◆ Exercise
The listing beneath should be written out in full, exactly as shown.
═══ Input for this task ═══
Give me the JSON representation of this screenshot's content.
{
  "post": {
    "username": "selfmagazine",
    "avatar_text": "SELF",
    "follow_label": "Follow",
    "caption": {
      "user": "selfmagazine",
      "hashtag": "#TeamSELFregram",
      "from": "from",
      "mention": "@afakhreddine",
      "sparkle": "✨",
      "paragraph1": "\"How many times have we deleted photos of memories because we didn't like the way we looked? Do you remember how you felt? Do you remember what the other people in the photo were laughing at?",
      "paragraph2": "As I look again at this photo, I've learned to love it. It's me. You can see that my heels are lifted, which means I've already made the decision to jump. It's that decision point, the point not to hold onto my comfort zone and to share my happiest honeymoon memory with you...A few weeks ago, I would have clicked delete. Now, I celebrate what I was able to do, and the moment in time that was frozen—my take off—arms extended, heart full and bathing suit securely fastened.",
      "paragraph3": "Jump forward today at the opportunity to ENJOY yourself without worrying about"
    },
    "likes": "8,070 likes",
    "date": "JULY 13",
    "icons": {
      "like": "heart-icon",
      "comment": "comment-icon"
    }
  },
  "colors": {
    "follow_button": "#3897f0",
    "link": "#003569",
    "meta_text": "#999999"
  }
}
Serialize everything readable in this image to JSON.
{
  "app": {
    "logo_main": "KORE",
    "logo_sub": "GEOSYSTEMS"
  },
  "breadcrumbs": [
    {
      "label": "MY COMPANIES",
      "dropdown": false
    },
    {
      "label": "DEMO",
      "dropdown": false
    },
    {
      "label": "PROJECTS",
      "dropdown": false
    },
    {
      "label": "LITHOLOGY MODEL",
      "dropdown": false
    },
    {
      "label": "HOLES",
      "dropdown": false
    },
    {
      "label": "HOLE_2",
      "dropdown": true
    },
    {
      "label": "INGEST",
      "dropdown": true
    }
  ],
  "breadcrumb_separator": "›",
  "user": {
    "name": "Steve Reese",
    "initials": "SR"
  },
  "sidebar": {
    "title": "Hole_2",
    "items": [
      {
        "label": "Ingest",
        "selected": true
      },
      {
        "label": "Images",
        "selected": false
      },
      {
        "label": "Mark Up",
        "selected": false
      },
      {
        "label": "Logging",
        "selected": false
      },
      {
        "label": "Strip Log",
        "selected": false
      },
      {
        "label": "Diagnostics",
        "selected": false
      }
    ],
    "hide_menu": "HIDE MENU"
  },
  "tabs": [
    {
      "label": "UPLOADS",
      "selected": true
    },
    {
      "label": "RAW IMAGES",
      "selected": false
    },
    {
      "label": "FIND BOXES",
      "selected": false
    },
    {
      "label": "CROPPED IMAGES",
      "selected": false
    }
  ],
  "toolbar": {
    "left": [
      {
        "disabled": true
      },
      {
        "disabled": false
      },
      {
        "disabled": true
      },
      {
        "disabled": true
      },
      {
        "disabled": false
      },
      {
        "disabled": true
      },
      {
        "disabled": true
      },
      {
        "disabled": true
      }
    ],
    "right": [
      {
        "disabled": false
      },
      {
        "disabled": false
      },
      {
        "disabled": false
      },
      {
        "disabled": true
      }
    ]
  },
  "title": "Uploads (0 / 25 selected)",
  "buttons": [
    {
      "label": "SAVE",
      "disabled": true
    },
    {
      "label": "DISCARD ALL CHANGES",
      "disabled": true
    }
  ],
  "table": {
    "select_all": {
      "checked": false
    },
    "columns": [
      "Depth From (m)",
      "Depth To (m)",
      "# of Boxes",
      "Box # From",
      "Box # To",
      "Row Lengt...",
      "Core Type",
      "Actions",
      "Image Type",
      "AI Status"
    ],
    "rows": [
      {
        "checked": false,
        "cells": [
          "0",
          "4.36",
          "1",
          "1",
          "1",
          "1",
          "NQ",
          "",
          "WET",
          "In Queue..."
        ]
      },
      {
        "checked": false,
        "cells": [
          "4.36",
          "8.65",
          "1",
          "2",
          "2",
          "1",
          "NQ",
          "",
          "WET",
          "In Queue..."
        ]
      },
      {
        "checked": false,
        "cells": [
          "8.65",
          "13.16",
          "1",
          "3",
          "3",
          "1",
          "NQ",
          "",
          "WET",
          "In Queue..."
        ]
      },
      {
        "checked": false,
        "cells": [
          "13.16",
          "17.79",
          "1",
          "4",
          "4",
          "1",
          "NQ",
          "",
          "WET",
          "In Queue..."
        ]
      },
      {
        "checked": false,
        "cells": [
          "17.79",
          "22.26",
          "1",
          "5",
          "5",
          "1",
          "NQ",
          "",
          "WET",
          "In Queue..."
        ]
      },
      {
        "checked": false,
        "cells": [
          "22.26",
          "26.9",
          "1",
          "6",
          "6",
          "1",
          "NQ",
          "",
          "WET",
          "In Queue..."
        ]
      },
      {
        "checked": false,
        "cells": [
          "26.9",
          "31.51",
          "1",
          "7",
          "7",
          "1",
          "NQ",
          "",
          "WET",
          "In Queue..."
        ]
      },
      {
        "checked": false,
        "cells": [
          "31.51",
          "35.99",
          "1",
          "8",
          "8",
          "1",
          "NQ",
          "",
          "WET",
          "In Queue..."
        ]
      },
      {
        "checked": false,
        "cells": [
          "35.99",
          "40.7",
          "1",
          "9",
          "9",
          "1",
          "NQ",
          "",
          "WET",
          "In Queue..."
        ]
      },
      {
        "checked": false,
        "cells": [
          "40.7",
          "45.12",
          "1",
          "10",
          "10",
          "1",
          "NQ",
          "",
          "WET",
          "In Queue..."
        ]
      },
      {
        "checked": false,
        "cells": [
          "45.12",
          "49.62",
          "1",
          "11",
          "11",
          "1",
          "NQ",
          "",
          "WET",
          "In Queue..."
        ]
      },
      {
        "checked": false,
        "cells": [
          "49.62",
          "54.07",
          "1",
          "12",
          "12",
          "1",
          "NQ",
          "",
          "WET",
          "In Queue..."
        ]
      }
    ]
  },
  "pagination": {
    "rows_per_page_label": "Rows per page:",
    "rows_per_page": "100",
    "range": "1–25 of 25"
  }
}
═══
◆ Result below
Give me the JSON representation of this screenshot's content.
{
  "post": {
    "username": "selfmagazine",
    "avatar_text": "SELF",
    "follow_label": "Follow",
    "caption": {
      "user": "selfmagazine",
      "hashtag": "#TeamSELFregram",
      "from": "from",
      "mention": "@afakhreddine",
      "sparkle": "✨",
      "paragraph1": "\"How many times have we deleted photos of memories because we didn't like the way we looked? Do you remember how you felt? Do you remember what the other people in the photo were laughing at?",
      "paragraph2": "As I look again at this photo, I've learned to love it. It's me. You can see that my heels are lifted, which means I've already made the decision to jump. It's that decision point, the point not to hold onto my comfort zone and to share my happiest honeymoon memory with you...A few weeks ago, I would have clicked delete. Now, I celebrate what I was able to do, and the moment in time that was frozen—my take off—arms extended, heart full and bathing suit securely fastened.",
      "paragraph3": "Jump forward today at the opportunity to ENJOY yourself without worrying about"
    },
    "likes": "8,070 likes",
    "date": "JULY 13",
    "icons": {
      "like": "heart-icon",
      "comment": "comment-icon"
    }
  },
  "colors": {
    "follow_button": "#3897f0",
    "link": "#003569",
    "meta_text": "#999999"
  }
}
Serialize everything readable in this image to JSON.
{
  "app": {
    "logo_main": "KORE",
    "logo_sub": "GEOSYSTEMS"
  },
  "breadcrumbs": [
    {
      "label": "MY COMPANIES",
      "dropdown": false
    },
    {
      "label": "DEMO",
      "dropdown": false
    },
    {
      "label": "PROJECTS",
      "dropdown": false
    },
    {
      "label": "LITHOLOGY MODEL",
      "dropdown": false
    },
    {
      "label": "HOLES",
      "dropdown": false
    },
    {
      "label": "HOLE_2",
      "dropdown": true
    },
    {
      "label": "INGEST",
      "dropdown": true
    }
  ],
  "breadcrumb_separator": "›",
  "user": {
    "name": "Steve Reese",
    "initials": "SR"
  },
  "sidebar": {
    "title": "Hole_2",
    "items": [
      {
        "label": "Ingest",
        "selected": true
      },
      {
        "label": "Images",
        "selected": false
      },
      {
        "label": "Mark Up",
        "selected": false
      },
      {
        "label": "Logging",
        "selected": false
      },
      {
        "label": "Strip Log",
        "selected": false
      },
      {
        "label": "Diagnostics",
        "selected": false
      }
    ],
    "hide_menu": "HIDE MENU"
  },
  "tabs": [
    {
      "label": "UPLOADS",
      "selected": true
    },
    {
      "label": "RAW IMAGES",
      "selected": false
    },
    {
      "label": "FIND BOXES",
      "selected": false
    },
    {
      "label": "CROPPED IMAGES",
      "selected": false
    }
  ],
  "toolbar": {
    "left": [
      {
        "disabled": true
      },
      {
        "disabled": false
      },
      {
        "disabled": true
      },
      {
        "disabled": true
      },
      {
        "disabled": false
      },
      {
        "disabled": true
      },
      {
        "disabled": true
      },
      {
        "disabled": true
      }
    ],
    "right": [
      {
        "disabled": false
      },
      {
        "disabled": false
      },
      {
        "disabled": false
      },
      {
        "disabled": true
      }
    ]
  },
  "title": "Uploads (0 / 25 selected)",
  "buttons": [
    {
      "label": "SAVE",
      "disabled": true
    },
    {
      "label": "DISCARD ALL CHANGES",
      "disabled": true
    }
  ],
  "table": {
    "select_all": {
      "checked": false
    },
    "columns": [
      "Depth From (m)",
      "Depth To (m)",
      "# of Boxes",
      "Box # From",
      "Box # To",
      "Row Lengt...",
      "Core Type",
      "Actions",
      "Image Type",
      "AI Status"
    ],
    "rows": [
      {
        "checked": false,
        "cells": [
          "0",
          "4.36",
          "1",
          "1",
          "1",
          "1",
          "NQ",
          "",
          "WET",
          "In Queue..."
        ]
      },
      {
        "checked": false,
        "cells": [
          "4.36",
          "8.65",
          "1",
          "2",
          "2",
          "1",
          "NQ",
          "",
          "WET",
          "In Queue..."
        ]
      },
      {
        "checked": false,
        "cells": [
          "8.65",
          "13.16",
          "1",
          "3",
          "3",
          "1",
          "NQ",
          "",
          "WET",
          "In Queue..."
        ]
      },
      {
        "checked": false,
        "cells": [
          "13.16",
          "17.79",
          "1",
          "4",
          "4",
          "1",
          "NQ",
          "",
          "WET",
          "In Queue..."
        ]
      },
      {
        "checked": false,
        "cells": [
          "17.79",
          "22.26",
          "1",
          "5",
          "5",
          "1",
          "NQ",
          "",
          "WET",
          "In Queue..."
        ]
      },
      {
        "checked": false,
        "cells": [
          "22.26",
          "26.9",
          "1",
          "6",
          "6",
          "1",
          "NQ",
          "",
          "WET",
          "In Queue..."
        ]
      },
      {
        "checked": false,
        "cells": [
          "26.9",
          "31.51",
          "1",
          "7",
          "7",
          "1",
          "NQ",
          "",
          "WET",
          "In Queue..."
        ]
      },
      {
        "checked": false,
        "cells": [
          "31.51",
          "35.99",
          "1",
          "8",
          "8",
          "1",
          "NQ",
          "",
          "WET",
          "In Queue..."
        ]
      },
      {
        "checked": false,
        "cells": [
          "35.99",
          "40.7",
          "1",
          "9",
          "9",
          "1",
          "NQ",
          "",
          "WET",
          "In Queue..."
        ]
      },
      {
        "checked": false,
        "cells": [
          "40.7",
          "45.12",
          "1",
          "10",
          "10",
          "1",
          "NQ",
          "",
          "WET",
          "In Queue..."
        ]
      },
      {
        "checked": false,
        "cells": [
          "45.12",
          "49.62",
          "1",
          "11",
          "11",
          "1",
          "NQ",
          "",
          "WET",
          "In Queue..."
        ]
      },
      {
        "checked": false,
        "cells": [
          "49.62",
          "54.07",
          "1",
          "12",
          "12",
          "1",
          "NQ",
          "",
          "WET",
          "In Queue..."
        ]
      }
    ]
  },
  "pagination": {
    "rows_per_page_label": "Rows per page:",
    "rows_per_page": "100",
    "range": "1–25 of 25"
  }
}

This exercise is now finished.